→ Short problem: Repeat the lines below exactly as they appear, but leave out the images.

===== Records shown =====

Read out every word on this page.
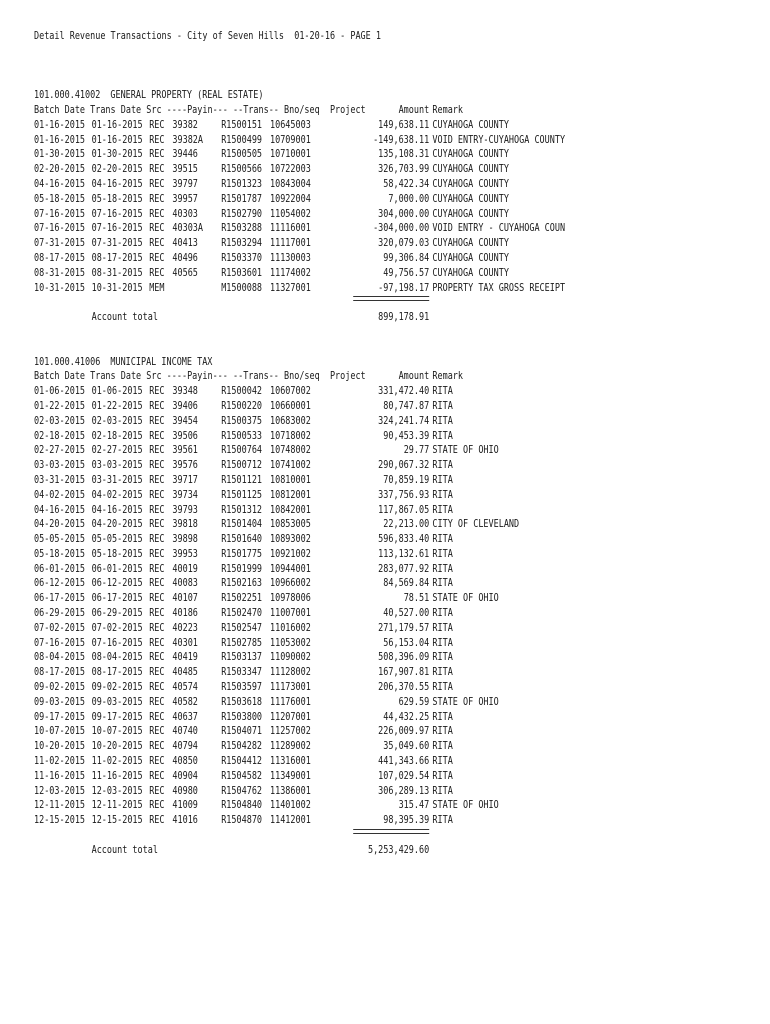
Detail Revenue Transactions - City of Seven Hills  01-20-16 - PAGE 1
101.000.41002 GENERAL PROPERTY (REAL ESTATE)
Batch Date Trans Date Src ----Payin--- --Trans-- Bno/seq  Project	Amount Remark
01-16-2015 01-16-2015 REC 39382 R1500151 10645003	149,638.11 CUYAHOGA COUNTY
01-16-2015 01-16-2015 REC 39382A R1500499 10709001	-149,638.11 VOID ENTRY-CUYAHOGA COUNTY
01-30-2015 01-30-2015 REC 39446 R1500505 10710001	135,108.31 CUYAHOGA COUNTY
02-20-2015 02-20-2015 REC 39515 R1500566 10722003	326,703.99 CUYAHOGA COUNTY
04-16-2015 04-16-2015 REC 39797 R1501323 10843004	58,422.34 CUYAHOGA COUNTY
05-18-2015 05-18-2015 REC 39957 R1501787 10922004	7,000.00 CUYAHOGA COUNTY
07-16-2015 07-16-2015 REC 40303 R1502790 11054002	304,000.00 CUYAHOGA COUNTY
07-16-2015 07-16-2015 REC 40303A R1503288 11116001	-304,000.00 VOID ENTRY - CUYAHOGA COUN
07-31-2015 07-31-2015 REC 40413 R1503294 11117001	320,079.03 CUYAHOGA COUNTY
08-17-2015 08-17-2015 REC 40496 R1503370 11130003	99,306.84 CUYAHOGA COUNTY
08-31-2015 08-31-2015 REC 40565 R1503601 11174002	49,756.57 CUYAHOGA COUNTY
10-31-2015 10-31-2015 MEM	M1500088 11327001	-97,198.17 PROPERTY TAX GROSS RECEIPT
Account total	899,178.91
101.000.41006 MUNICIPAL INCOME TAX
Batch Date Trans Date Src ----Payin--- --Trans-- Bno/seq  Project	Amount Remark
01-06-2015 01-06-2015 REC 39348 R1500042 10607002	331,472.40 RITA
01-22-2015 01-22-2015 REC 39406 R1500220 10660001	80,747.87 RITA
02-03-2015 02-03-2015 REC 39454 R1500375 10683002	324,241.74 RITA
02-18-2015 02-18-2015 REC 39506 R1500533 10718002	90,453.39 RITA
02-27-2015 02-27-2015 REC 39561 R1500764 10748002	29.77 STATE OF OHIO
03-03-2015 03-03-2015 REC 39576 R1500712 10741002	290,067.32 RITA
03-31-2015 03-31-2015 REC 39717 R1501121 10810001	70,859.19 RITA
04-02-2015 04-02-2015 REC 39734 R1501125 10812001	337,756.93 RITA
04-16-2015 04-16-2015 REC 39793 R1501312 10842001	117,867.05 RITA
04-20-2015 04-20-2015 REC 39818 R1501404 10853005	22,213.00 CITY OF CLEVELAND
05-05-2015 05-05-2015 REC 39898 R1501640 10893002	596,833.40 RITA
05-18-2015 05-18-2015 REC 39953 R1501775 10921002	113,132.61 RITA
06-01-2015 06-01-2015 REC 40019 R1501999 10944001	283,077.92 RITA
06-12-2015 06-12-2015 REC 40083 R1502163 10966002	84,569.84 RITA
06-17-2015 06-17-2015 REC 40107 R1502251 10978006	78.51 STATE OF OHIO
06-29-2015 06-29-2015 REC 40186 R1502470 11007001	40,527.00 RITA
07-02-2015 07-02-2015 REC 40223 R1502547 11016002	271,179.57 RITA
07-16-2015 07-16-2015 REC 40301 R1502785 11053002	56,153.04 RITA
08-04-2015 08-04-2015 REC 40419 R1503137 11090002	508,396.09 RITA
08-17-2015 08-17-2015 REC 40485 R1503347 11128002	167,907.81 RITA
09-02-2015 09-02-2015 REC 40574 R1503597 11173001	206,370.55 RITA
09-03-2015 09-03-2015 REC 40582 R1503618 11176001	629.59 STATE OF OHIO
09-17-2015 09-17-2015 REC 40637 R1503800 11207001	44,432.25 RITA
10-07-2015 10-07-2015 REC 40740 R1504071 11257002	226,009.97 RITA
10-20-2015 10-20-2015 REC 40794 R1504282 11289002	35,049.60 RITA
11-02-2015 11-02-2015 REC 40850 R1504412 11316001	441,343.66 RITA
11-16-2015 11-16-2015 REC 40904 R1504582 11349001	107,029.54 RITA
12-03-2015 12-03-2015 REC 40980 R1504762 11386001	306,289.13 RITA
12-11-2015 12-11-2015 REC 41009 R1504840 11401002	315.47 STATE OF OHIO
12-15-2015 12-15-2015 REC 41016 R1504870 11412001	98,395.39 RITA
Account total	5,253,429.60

=====

→ Expected answer:
Read out every word on this page.
Detail Revenue Transactions - City of Seven Hills  01-20-16 - PAGE 1
101.000.41002 GENERAL PROPERTY (REAL ESTATE)
Batch Date Trans Date Src ----Payin--- --Trans-- Bno/seq  Project	Amount Remark
01-16-2015 01-16-2015 REC 39382 R1500151 10645003	149,638.11 CUYAHOGA COUNTY
01-16-2015 01-16-2015 REC 39382A R1500499 10709001	-149,638.11 VOID ENTRY-CUYAHOGA COUNTY
01-30-2015 01-30-2015 REC 39446 R1500505 10710001	135,108.31 CUYAHOGA COUNTY
02-20-2015 02-20-2015 REC 39515 R1500566 10722003	326,703.99 CUYAHOGA COUNTY
04-16-2015 04-16-2015 REC 39797 R1501323 10843004	58,422.34 CUYAHOGA COUNTY
05-18-2015 05-18-2015 REC 39957 R1501787 10922004	7,000.00 CUYAHOGA COUNTY
07-16-2015 07-16-2015 REC 40303 R1502790 11054002	304,000.00 CUYAHOGA COUNTY
07-16-2015 07-16-2015 REC 40303A R1503288 11116001	-304,000.00 VOID ENTRY - CUYAHOGA COUN
07-31-2015 07-31-2015 REC 40413 R1503294 11117001	320,079.03 CUYAHOGA COUNTY
08-17-2015 08-17-2015 REC 40496 R1503370 11130003	99,306.84 CUYAHOGA COUNTY
08-31-2015 08-31-2015 REC 40565 R1503601 11174002	49,756.57 CUYAHOGA COUNTY
10-31-2015 10-31-2015 MEM	M1500088 11327001	-97,198.17 PROPERTY TAX GROSS RECEIPT
Account total	899,178.91
101.000.41006 MUNICIPAL INCOME TAX
Batch Date Trans Date Src ----Payin--- --Trans-- Bno/seq  Project	Amount Remark
01-06-2015 01-06-2015 REC 39348 R1500042 10607002	331,472.40 RITA
01-22-2015 01-22-2015 REC 39406 R1500220 10660001	80,747.87 RITA
02-03-2015 02-03-2015 REC 39454 R1500375 10683002	324,241.74 RITA
02-18-2015 02-18-2015 REC 39506 R1500533 10718002	90,453.39 RITA
02-27-2015 02-27-2015 REC 39561 R1500764 10748002	29.77 STATE OF OHIO
03-03-2015 03-03-2015 REC 39576 R1500712 10741002	290,067.32 RITA
03-31-2015 03-31-2015 REC 39717 R1501121 10810001	70,859.19 RITA
04-02-2015 04-02-2015 REC 39734 R1501125 10812001	337,756.93 RITA
04-16-2015 04-16-2015 REC 39793 R1501312 10842001	117,867.05 RITA
04-20-2015 04-20-2015 REC 39818 R1501404 10853005	22,213.00 CITY OF CLEVELAND
05-05-2015 05-05-2015 REC 39898 R1501640 10893002	596,833.40 RITA
05-18-2015 05-18-2015 REC 39953 R1501775 10921002	113,132.61 RITA
06-01-2015 06-01-2015 REC 40019 R1501999 10944001	283,077.92 RITA
06-12-2015 06-12-2015 REC 40083 R1502163 10966002	84,569.84 RITA
06-17-2015 06-17-2015 REC 40107 R1502251 10978006	78.51 STATE OF OHIO
06-29-2015 06-29-2015 REC 40186 R1502470 11007001	40,527.00 RITA
07-02-2015 07-02-2015 REC 40223 R1502547 11016002	271,179.57 RITA
07-16-2015 07-16-2015 REC 40301 R1502785 11053002	56,153.04 RITA
08-04-2015 08-04-2015 REC 40419 R1503137 11090002	508,396.09 RITA
08-17-2015 08-17-2015 REC 40485 R1503347 11128002	167,907.81 RITA
09-02-2015 09-02-2015 REC 40574 R1503597 11173001	206,370.55 RITA
09-03-2015 09-03-2015 REC 40582 R1503618 11176001	629.59 STATE OF OHIO
09-17-2015 09-17-2015 REC 40637 R1503800 11207001	44,432.25 RITA
10-07-2015 10-07-2015 REC 40740 R1504071 11257002	226,009.97 RITA
10-20-2015 10-20-2015 REC 40794 R1504282 11289002	35,049.60 RITA
11-02-2015 11-02-2015 REC 40850 R1504412 11316001	441,343.66 RITA
11-16-2015 11-16-2015 REC 40904 R1504582 11349001	107,029.54 RITA
12-03-2015 12-03-2015 REC 40980 R1504762 11386001	306,289.13 RITA
12-11-2015 12-11-2015 REC 41009 R1504840 11401002	315.47 STATE OF OHIO
12-15-2015 12-15-2015 REC 41016 R1504870 11412001	98,395.39 RITA
Account total	5,253,429.60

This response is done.